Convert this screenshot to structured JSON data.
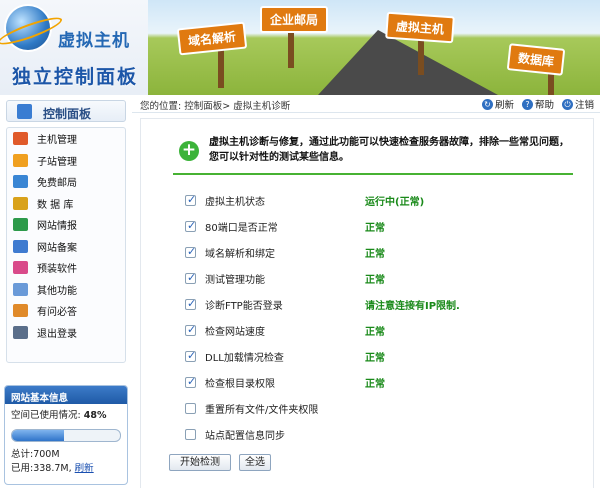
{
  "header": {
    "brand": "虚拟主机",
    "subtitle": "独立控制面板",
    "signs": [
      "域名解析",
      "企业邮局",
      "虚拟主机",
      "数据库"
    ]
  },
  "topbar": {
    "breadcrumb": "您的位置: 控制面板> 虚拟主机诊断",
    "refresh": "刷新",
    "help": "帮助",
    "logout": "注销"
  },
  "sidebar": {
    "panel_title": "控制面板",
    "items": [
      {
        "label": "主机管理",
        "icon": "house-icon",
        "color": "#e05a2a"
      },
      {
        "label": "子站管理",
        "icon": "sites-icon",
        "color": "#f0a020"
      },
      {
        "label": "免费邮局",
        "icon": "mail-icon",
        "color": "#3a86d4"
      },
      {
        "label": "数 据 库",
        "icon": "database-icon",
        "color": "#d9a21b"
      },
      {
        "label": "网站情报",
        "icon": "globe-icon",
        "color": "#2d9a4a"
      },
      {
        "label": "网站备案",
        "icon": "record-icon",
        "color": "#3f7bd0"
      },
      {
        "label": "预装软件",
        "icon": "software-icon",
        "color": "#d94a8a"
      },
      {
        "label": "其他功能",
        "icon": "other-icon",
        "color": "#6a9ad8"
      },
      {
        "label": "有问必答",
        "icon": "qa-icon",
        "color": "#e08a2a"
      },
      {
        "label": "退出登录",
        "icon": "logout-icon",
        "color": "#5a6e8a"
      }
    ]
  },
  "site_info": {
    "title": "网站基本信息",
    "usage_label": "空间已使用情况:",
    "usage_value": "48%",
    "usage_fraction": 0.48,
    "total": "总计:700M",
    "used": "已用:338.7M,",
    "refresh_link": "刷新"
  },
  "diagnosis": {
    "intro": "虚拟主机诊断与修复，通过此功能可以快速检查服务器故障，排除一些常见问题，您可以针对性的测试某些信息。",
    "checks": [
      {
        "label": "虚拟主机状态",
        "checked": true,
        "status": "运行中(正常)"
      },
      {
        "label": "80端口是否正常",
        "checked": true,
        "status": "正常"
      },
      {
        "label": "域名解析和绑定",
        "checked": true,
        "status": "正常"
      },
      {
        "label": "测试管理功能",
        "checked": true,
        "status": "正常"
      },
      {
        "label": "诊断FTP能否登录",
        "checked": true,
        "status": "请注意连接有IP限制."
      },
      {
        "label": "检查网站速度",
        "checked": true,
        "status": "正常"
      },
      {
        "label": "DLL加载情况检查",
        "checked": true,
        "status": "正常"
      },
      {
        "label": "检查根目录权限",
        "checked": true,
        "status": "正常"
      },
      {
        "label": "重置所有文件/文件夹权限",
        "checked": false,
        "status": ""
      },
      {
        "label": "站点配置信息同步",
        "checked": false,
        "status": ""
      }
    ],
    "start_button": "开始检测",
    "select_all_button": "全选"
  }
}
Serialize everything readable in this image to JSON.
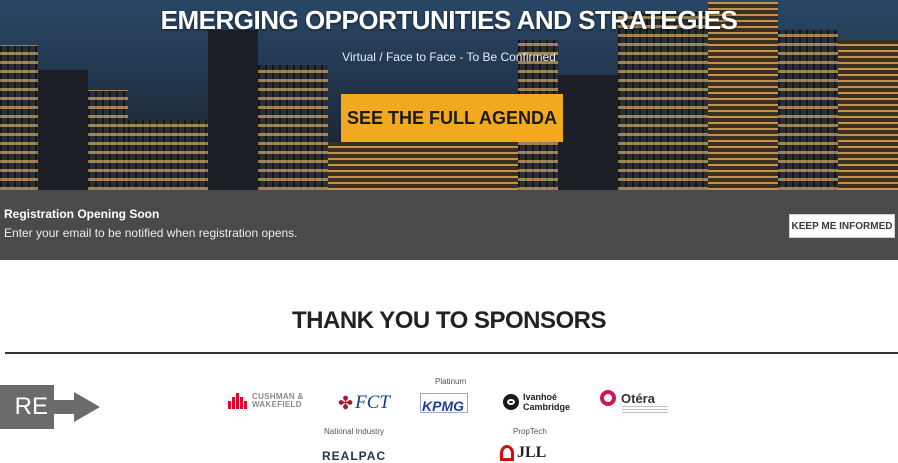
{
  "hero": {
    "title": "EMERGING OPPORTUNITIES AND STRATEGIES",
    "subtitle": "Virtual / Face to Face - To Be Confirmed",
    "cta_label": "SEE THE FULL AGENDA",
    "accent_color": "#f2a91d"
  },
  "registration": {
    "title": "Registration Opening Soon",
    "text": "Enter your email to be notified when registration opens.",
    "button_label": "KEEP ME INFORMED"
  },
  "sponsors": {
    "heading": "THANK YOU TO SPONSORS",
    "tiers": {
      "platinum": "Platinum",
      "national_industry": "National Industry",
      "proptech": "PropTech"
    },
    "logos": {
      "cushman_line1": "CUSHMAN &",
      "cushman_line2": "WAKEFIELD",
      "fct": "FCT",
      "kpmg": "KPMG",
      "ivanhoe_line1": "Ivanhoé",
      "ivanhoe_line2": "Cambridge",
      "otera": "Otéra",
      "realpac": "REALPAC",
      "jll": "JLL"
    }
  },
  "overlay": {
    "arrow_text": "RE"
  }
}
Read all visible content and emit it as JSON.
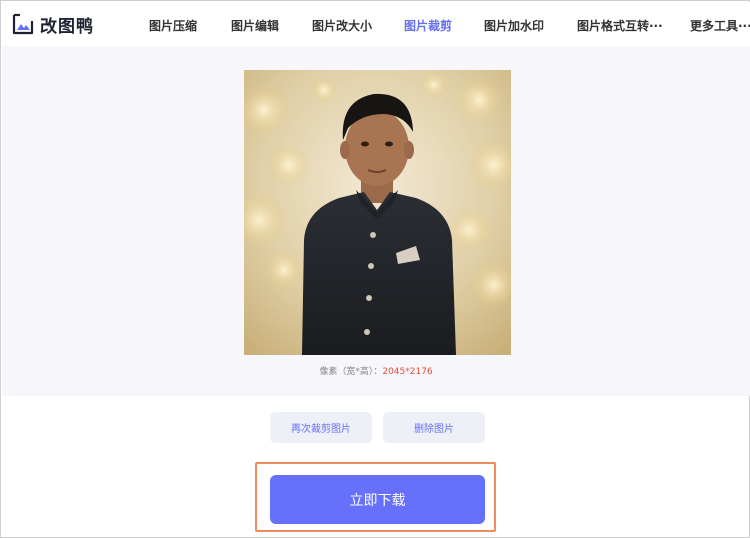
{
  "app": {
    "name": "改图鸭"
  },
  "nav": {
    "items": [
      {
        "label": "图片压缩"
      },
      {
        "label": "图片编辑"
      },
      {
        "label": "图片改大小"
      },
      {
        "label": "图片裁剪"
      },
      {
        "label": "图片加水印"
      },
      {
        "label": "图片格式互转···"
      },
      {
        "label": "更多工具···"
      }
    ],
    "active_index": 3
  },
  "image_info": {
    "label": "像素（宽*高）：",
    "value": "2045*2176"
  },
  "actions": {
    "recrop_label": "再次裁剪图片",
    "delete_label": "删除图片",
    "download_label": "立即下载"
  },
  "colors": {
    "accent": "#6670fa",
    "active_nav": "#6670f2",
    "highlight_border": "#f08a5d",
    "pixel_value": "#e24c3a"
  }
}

* * *

Reproduce each line word for word and drop the pictures.

THE OUTPUT:
Convert this screenshot to structured JSON data.
{
  "header": {
    "brand": "虚拟主机",
    "subtitle": "独立控制面板",
    "signs": [
      "域名解析",
      "企业邮局",
      "虚拟主机",
      "数据库"
    ]
  },
  "topbar": {
    "breadcrumb": "您的位置: 控制面板> 虚拟主机诊断",
    "refresh": "刷新",
    "help": "帮助",
    "logout": "注销"
  },
  "sidebar": {
    "panel_title": "控制面板",
    "items": [
      {
        "label": "主机管理",
        "icon": "house-icon",
        "color": "#e05a2a"
      },
      {
        "label": "子站管理",
        "icon": "sites-icon",
        "color": "#f0a020"
      },
      {
        "label": "免费邮局",
        "icon": "mail-icon",
        "color": "#3a86d4"
      },
      {
        "label": "数 据 库",
        "icon": "database-icon",
        "color": "#d9a21b"
      },
      {
        "label": "网站情报",
        "icon": "globe-icon",
        "color": "#2d9a4a"
      },
      {
        "label": "网站备案",
        "icon": "record-icon",
        "color": "#3f7bd0"
      },
      {
        "label": "预装软件",
        "icon": "software-icon",
        "color": "#d94a8a"
      },
      {
        "label": "其他功能",
        "icon": "other-icon",
        "color": "#6a9ad8"
      },
      {
        "label": "有问必答",
        "icon": "qa-icon",
        "color": "#e08a2a"
      },
      {
        "label": "退出登录",
        "icon": "logout-icon",
        "color": "#5a6e8a"
      }
    ]
  },
  "site_info": {
    "title": "网站基本信息",
    "usage_label": "空间已使用情况:",
    "usage_value": "48%",
    "usage_fraction": 0.48,
    "total": "总计:700M",
    "used": "已用:338.7M,",
    "refresh_link": "刷新"
  },
  "diagnosis": {
    "intro": "虚拟主机诊断与修复，通过此功能可以快速检查服务器故障，排除一些常见问题，您可以针对性的测试某些信息。",
    "checks": [
      {
        "label": "虚拟主机状态",
        "checked": true,
        "status": "运行中(正常)"
      },
      {
        "label": "80端口是否正常",
        "checked": true,
        "status": "正常"
      },
      {
        "label": "域名解析和绑定",
        "checked": true,
        "status": "正常"
      },
      {
        "label": "测试管理功能",
        "checked": true,
        "status": "正常"
      },
      {
        "label": "诊断FTP能否登录",
        "checked": true,
        "status": "请注意连接有IP限制."
      },
      {
        "label": "检查网站速度",
        "checked": true,
        "status": "正常"
      },
      {
        "label": "DLL加载情况检查",
        "checked": true,
        "status": "正常"
      },
      {
        "label": "检查根目录权限",
        "checked": true,
        "status": "正常"
      },
      {
        "label": "重置所有文件/文件夹权限",
        "checked": false,
        "status": ""
      },
      {
        "label": "站点配置信息同步",
        "checked": false,
        "status": ""
      }
    ],
    "start_button": "开始检测",
    "select_all_button": "全选"
  }
}
Serialize everything readable in this image to JSON.
{
  "hero": {
    "title": "EMERGING OPPORTUNITIES AND STRATEGIES",
    "subtitle": "Virtual / Face to Face - To Be Confirmed",
    "cta_label": "SEE THE FULL AGENDA",
    "accent_color": "#f2a91d"
  },
  "registration": {
    "title": "Registration Opening Soon",
    "text": "Enter your email to be notified when registration opens.",
    "button_label": "KEEP ME INFORMED"
  },
  "sponsors": {
    "heading": "THANK YOU TO SPONSORS",
    "tiers": {
      "platinum": "Platinum",
      "national_industry": "National Industry",
      "proptech": "PropTech"
    },
    "logos": {
      "cushman_line1": "CUSHMAN &",
      "cushman_line2": "WAKEFIELD",
      "fct": "FCT",
      "kpmg": "KPMG",
      "ivanhoe_line1": "Ivanhoé",
      "ivanhoe_line2": "Cambridge",
      "otera": "Otéra",
      "realpac": "REALPAC",
      "jll": "JLL"
    }
  },
  "overlay": {
    "arrow_text": "RE"
  }
}
Read all visible content and emit it as JSON.
{
  "app": {
    "name": "改图鸭"
  },
  "nav": {
    "items": [
      {
        "label": "图片压缩"
      },
      {
        "label": "图片编辑"
      },
      {
        "label": "图片改大小"
      },
      {
        "label": "图片裁剪"
      },
      {
        "label": "图片加水印"
      },
      {
        "label": "图片格式互转···"
      },
      {
        "label": "更多工具···"
      }
    ],
    "active_index": 3
  },
  "image_info": {
    "label": "像素（宽*高）：",
    "value": "2045*2176"
  },
  "actions": {
    "recrop_label": "再次裁剪图片",
    "delete_label": "删除图片",
    "download_label": "立即下载"
  },
  "colors": {
    "accent": "#6670fa",
    "active_nav": "#6670f2",
    "highlight_border": "#f08a5d",
    "pixel_value": "#e24c3a"
  }
}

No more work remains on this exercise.